--- start of AVAILABLE DATA ---

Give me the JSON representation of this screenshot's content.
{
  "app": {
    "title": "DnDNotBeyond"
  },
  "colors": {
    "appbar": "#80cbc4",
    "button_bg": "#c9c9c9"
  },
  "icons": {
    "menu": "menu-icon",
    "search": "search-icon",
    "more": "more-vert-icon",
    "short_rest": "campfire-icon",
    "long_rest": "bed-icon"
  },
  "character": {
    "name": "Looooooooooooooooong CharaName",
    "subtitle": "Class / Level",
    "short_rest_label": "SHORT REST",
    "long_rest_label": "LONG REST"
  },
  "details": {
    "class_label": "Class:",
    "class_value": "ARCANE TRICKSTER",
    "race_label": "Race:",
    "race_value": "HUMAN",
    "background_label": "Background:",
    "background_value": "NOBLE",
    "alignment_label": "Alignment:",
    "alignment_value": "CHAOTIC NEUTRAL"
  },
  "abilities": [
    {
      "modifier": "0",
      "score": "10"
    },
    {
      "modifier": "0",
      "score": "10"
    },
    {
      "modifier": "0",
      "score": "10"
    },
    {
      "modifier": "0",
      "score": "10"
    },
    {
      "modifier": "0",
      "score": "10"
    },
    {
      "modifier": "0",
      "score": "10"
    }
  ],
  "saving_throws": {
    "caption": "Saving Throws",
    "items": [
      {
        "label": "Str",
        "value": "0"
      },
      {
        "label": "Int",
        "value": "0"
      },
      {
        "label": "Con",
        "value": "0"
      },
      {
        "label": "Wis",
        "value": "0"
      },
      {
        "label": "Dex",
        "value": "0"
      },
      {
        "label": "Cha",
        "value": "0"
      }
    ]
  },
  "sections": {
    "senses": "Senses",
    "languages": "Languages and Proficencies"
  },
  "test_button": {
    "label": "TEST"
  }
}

--- end of AVAILABLE DATA ---

**PROBLEM STATEMENT**
Retype each record exactly, leaving nothing out.

**PROBLEM SOLUTION**
Give me the JSON representation of this screenshot's content.
{
  "app": {
    "title": "DnDNotBeyond"
  },
  "colors": {
    "appbar": "#80cbc4",
    "button_bg": "#c9c9c9"
  },
  "icons": {
    "menu": "menu-icon",
    "search": "search-icon",
    "more": "more-vert-icon",
    "short_rest": "campfire-icon",
    "long_rest": "bed-icon"
  },
  "character": {
    "name": "Looooooooooooooooong CharaName",
    "subtitle": "Class / Level",
    "short_rest_label": "SHORT REST",
    "long_rest_label": "LONG REST"
  },
  "details": {
    "class_label": "Class:",
    "class_value": "ARCANE TRICKSTER",
    "race_label": "Race:",
    "race_value": "HUMAN",
    "background_label": "Background:",
    "background_value": "NOBLE",
    "alignment_label": "Alignment:",
    "alignment_value": "CHAOTIC NEUTRAL"
  },
  "abilities": [
    {
      "modifier": "0",
      "score": "10"
    },
    {
      "modifier": "0",
      "score": "10"
    },
    {
      "modifier": "0",
      "score": "10"
    },
    {
      "modifier": "0",
      "score": "10"
    },
    {
      "modifier": "0",
      "score": "10"
    },
    {
      "modifier": "0",
      "score": "10"
    }
  ],
  "saving_throws": {
    "caption": "Saving Throws",
    "items": [
      {
        "label": "Str",
        "value": "0"
      },
      {
        "label": "Int",
        "value": "0"
      },
      {
        "label": "Con",
        "value": "0"
      },
      {
        "label": "Wis",
        "value": "0"
      },
      {
        "label": "Dex",
        "value": "0"
      },
      {
        "label": "Cha",
        "value": "0"
      }
    ]
  },
  "sections": {
    "senses": "Senses",
    "languages": "Languages and Proficencies"
  },
  "test_button": {
    "label": "TEST"
  }
}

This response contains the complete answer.